GOAL OF THE EXERCISE
Gather up the lines with the word "this" in them.

THE RECORDS
↓↓↓

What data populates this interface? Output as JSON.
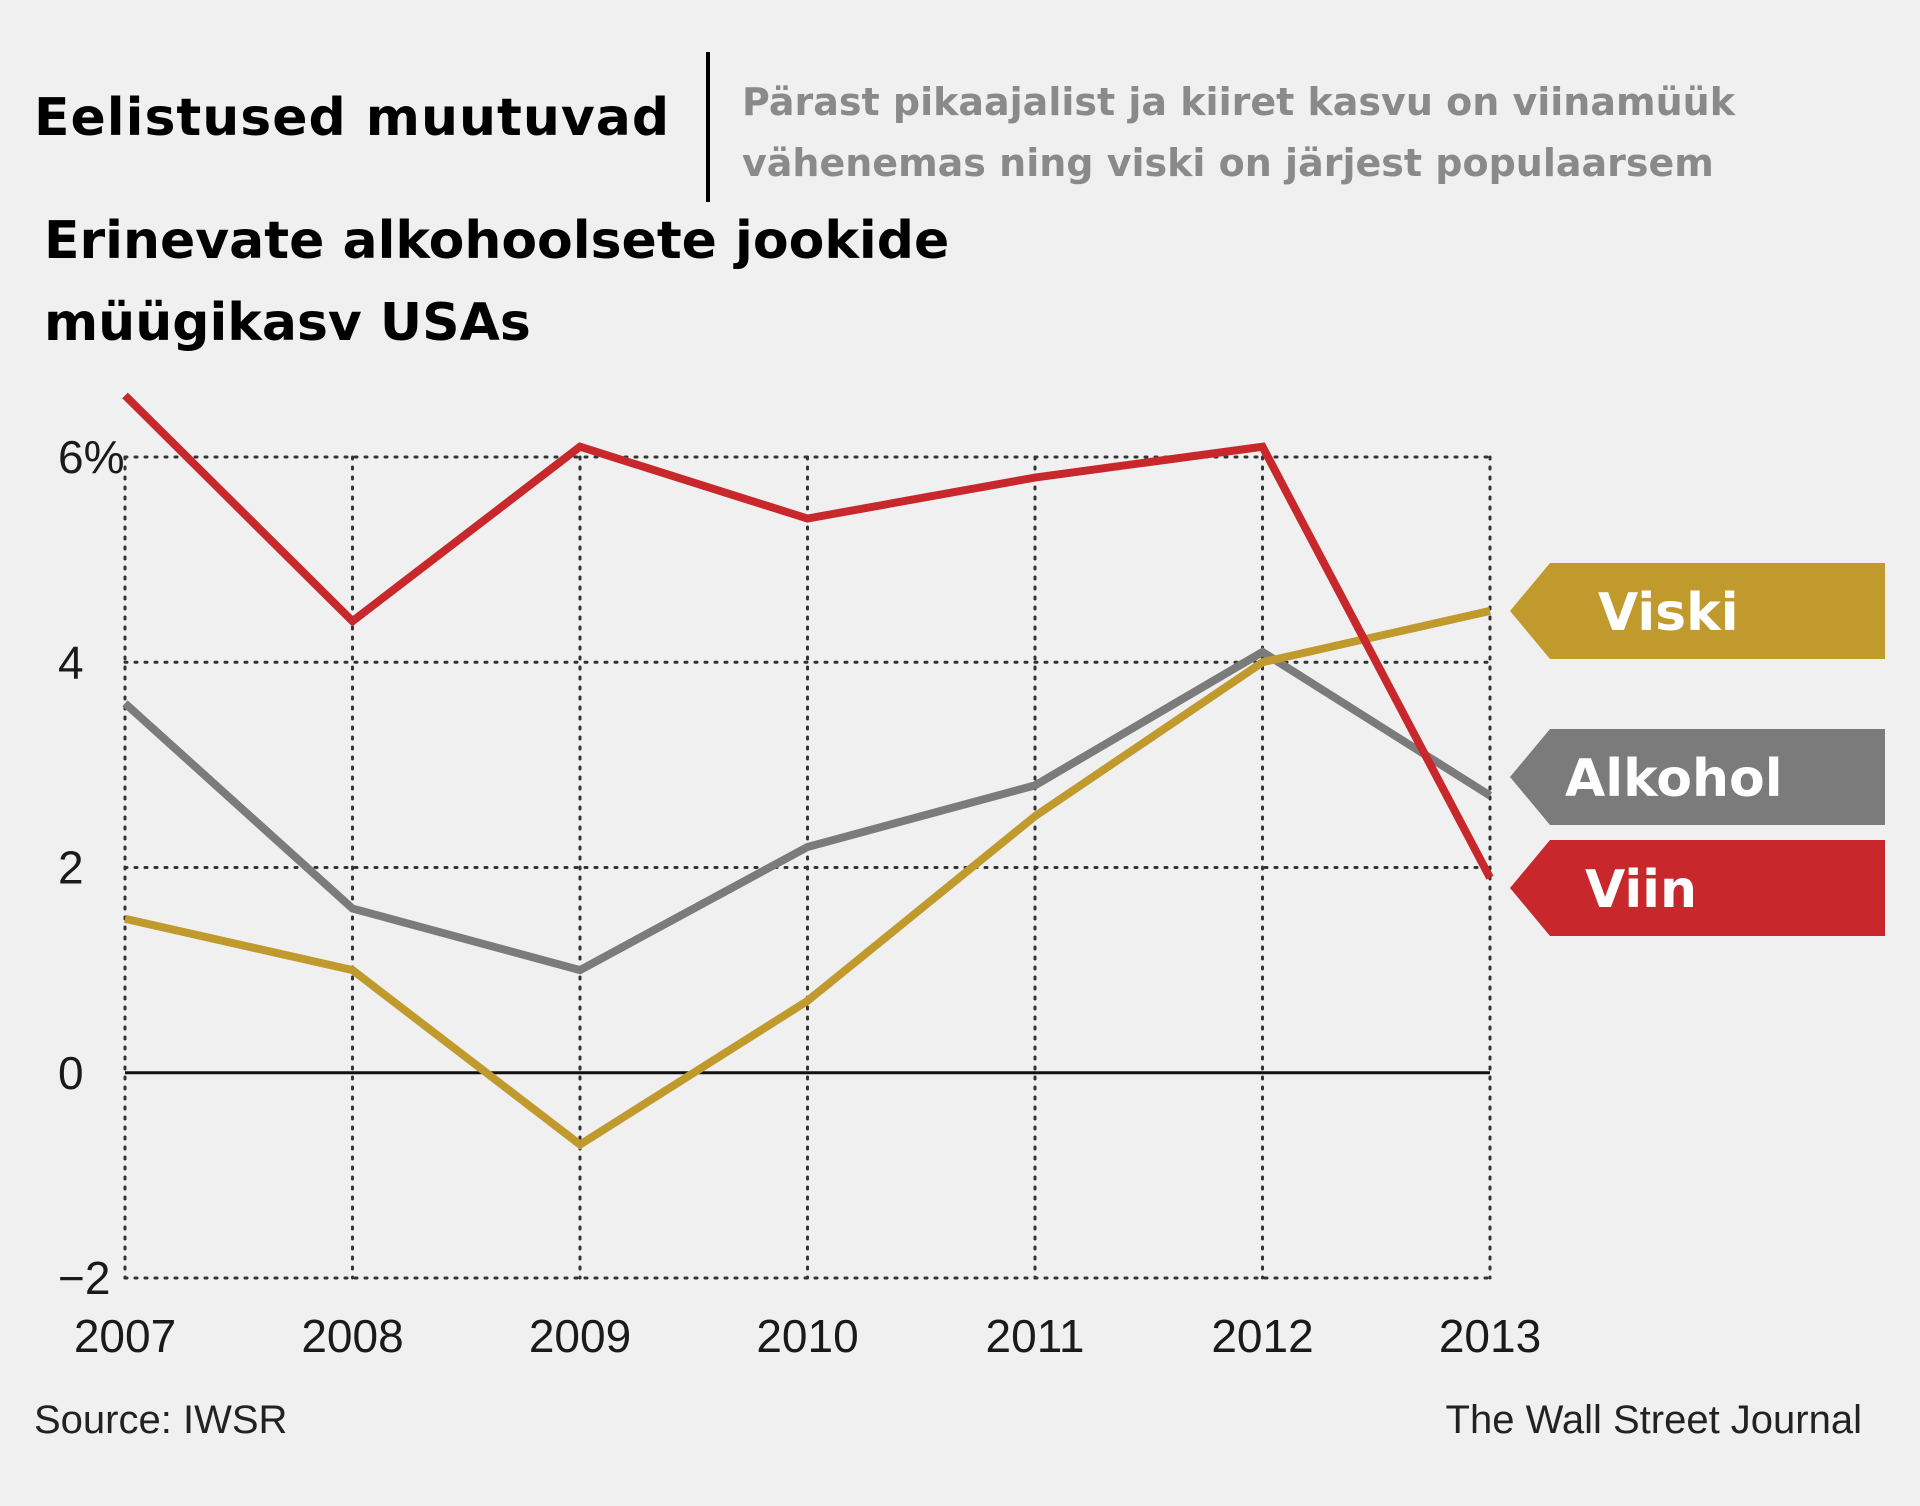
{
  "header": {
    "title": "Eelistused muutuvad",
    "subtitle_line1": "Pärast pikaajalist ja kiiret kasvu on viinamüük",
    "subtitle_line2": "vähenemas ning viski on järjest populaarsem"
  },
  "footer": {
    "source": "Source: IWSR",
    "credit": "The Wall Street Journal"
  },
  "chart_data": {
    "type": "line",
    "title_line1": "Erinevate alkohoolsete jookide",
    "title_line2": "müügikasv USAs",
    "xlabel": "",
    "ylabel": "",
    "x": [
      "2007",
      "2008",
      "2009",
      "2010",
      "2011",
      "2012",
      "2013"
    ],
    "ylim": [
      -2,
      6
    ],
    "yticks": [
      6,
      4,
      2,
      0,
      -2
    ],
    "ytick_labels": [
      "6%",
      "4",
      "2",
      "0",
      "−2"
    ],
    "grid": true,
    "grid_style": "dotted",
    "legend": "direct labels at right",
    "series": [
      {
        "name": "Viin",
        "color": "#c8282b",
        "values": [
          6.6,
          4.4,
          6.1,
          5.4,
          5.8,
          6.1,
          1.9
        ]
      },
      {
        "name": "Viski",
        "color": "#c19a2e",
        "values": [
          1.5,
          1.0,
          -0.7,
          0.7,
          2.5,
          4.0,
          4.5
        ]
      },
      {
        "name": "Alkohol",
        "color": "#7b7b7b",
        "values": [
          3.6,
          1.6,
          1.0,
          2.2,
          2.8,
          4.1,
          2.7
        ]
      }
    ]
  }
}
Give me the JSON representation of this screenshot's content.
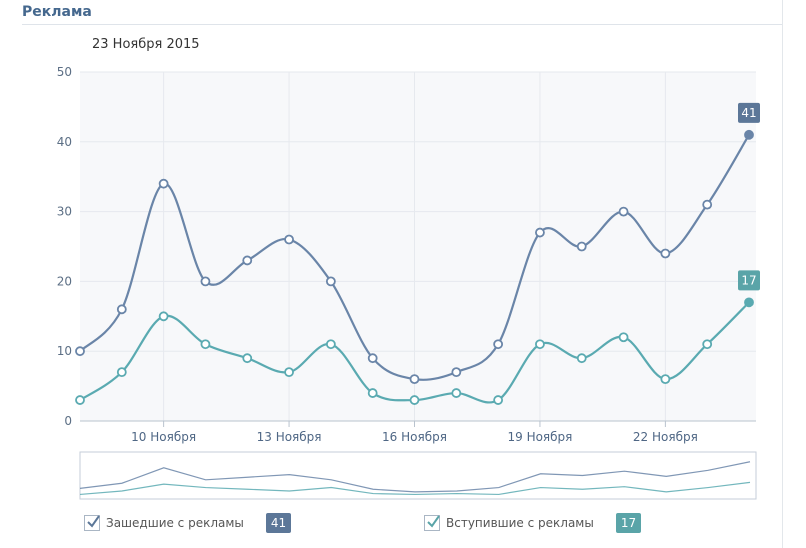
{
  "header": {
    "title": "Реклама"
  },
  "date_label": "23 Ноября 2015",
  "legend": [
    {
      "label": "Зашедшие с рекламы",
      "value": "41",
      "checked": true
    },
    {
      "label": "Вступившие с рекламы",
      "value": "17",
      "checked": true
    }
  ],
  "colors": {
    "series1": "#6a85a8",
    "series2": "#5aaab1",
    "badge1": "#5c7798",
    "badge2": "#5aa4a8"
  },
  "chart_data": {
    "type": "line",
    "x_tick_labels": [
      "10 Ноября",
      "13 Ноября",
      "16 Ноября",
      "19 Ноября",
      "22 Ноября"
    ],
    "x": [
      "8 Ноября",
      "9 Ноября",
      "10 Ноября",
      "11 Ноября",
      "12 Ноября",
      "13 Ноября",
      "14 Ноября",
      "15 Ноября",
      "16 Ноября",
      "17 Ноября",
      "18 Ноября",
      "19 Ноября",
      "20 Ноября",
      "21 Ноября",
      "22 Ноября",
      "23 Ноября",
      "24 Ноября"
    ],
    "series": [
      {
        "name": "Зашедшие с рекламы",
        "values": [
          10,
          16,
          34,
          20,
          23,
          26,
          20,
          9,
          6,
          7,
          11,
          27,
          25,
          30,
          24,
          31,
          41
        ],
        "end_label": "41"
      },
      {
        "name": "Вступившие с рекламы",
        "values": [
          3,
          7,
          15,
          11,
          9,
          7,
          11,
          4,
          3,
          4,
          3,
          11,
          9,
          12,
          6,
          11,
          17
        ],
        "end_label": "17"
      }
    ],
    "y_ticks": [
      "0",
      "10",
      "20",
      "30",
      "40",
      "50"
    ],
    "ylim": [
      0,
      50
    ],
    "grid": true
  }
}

↑↑↑

WRITTEN ANSWER
What data populates this interface? Output as JSON.
Give me the JSON representation of this screenshot's content.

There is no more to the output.